------ Source material ------

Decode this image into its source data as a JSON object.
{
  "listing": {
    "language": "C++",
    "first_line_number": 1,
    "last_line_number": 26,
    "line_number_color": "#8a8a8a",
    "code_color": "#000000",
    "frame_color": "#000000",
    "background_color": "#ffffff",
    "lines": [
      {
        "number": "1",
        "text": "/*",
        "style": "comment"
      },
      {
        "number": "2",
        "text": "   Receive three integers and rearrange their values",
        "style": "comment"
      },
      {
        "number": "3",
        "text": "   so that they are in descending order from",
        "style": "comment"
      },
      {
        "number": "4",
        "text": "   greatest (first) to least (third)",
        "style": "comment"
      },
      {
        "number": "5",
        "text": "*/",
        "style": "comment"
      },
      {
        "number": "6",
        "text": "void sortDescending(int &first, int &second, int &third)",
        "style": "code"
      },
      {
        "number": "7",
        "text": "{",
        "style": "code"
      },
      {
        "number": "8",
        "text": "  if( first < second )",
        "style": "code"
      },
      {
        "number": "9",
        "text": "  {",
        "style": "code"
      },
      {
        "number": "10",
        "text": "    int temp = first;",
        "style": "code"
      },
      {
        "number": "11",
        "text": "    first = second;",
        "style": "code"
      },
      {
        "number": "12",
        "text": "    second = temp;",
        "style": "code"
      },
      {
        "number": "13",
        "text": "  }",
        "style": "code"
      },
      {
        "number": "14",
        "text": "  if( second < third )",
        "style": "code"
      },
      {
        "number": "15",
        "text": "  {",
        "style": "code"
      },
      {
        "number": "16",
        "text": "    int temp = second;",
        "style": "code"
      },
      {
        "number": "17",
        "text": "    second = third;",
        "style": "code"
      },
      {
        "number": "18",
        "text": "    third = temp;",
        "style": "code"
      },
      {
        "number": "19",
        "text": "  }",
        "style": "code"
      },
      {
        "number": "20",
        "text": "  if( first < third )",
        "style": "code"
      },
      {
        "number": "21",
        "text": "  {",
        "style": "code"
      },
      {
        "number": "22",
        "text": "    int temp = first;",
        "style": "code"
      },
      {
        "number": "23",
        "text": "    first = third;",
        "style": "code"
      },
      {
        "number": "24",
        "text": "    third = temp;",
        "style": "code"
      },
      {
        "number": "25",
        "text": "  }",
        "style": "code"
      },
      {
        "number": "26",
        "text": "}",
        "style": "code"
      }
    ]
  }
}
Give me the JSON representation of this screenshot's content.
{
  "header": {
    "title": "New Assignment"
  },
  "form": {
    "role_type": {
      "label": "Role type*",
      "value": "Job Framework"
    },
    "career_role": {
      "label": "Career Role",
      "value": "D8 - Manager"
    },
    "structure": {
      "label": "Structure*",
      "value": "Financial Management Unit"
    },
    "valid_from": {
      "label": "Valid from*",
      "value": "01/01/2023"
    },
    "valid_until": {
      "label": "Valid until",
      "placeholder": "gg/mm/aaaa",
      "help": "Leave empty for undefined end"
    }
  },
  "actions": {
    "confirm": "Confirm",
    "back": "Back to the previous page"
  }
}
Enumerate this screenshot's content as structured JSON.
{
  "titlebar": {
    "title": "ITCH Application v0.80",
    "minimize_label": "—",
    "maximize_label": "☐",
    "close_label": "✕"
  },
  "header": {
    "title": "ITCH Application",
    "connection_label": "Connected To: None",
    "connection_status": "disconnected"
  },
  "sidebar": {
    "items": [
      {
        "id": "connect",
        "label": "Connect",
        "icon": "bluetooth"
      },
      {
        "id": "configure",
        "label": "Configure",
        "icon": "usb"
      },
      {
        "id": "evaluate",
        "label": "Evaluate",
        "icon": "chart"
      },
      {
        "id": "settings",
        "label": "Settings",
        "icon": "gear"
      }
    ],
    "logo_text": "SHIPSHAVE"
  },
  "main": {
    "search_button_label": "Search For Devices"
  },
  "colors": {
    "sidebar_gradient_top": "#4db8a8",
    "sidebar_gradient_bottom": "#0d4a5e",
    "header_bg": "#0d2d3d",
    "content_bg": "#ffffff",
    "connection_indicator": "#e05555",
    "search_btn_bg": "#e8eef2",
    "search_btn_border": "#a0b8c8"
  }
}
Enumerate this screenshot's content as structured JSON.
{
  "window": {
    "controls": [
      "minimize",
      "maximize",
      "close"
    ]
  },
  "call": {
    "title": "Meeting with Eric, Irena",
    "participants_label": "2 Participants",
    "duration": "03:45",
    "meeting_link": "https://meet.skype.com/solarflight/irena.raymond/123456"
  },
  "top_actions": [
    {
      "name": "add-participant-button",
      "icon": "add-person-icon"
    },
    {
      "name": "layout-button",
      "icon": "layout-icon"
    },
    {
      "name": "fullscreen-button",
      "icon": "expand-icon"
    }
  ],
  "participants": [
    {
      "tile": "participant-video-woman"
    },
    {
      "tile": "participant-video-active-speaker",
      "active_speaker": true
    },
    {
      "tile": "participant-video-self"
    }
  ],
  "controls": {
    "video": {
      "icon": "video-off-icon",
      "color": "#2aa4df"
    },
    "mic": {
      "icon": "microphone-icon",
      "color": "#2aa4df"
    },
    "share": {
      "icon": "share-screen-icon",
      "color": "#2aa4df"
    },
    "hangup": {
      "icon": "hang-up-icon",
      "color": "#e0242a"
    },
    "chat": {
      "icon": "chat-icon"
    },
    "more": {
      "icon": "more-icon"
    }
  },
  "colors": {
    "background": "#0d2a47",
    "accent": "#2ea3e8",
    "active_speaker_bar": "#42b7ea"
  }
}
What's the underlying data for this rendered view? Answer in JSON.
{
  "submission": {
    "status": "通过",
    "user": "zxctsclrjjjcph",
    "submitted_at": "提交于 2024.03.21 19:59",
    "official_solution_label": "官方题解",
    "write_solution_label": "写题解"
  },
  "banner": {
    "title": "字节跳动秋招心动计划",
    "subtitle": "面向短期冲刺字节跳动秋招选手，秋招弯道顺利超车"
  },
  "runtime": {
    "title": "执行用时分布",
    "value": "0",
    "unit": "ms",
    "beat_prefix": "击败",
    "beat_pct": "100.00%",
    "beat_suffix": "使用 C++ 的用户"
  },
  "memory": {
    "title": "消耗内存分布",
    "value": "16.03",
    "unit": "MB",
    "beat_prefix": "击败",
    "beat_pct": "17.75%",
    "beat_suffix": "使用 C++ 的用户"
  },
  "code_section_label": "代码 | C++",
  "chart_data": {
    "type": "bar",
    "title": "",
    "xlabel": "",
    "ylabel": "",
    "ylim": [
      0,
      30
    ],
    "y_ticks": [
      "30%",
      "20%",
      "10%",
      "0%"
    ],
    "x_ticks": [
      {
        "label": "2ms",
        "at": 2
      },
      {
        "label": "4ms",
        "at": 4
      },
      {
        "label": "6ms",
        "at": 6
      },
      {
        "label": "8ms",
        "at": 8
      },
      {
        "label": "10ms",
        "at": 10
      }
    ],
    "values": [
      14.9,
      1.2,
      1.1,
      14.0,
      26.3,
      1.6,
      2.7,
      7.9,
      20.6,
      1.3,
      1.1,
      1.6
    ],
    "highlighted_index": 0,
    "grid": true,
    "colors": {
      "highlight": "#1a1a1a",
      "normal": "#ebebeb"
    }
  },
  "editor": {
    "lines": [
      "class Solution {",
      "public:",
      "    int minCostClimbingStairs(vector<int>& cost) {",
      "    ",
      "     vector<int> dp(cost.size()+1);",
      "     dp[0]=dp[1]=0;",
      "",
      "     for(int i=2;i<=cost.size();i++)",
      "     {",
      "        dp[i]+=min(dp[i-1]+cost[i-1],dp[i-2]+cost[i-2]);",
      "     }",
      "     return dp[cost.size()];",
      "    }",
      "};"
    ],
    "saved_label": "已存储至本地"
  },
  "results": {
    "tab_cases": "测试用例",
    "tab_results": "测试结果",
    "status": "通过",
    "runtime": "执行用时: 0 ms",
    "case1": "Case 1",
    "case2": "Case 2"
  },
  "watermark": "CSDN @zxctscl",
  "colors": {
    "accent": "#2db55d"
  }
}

------

- _Instructions for the task_
Reply with the number of lines in the material above that contain "video", and nothing more.

- _Full response_
5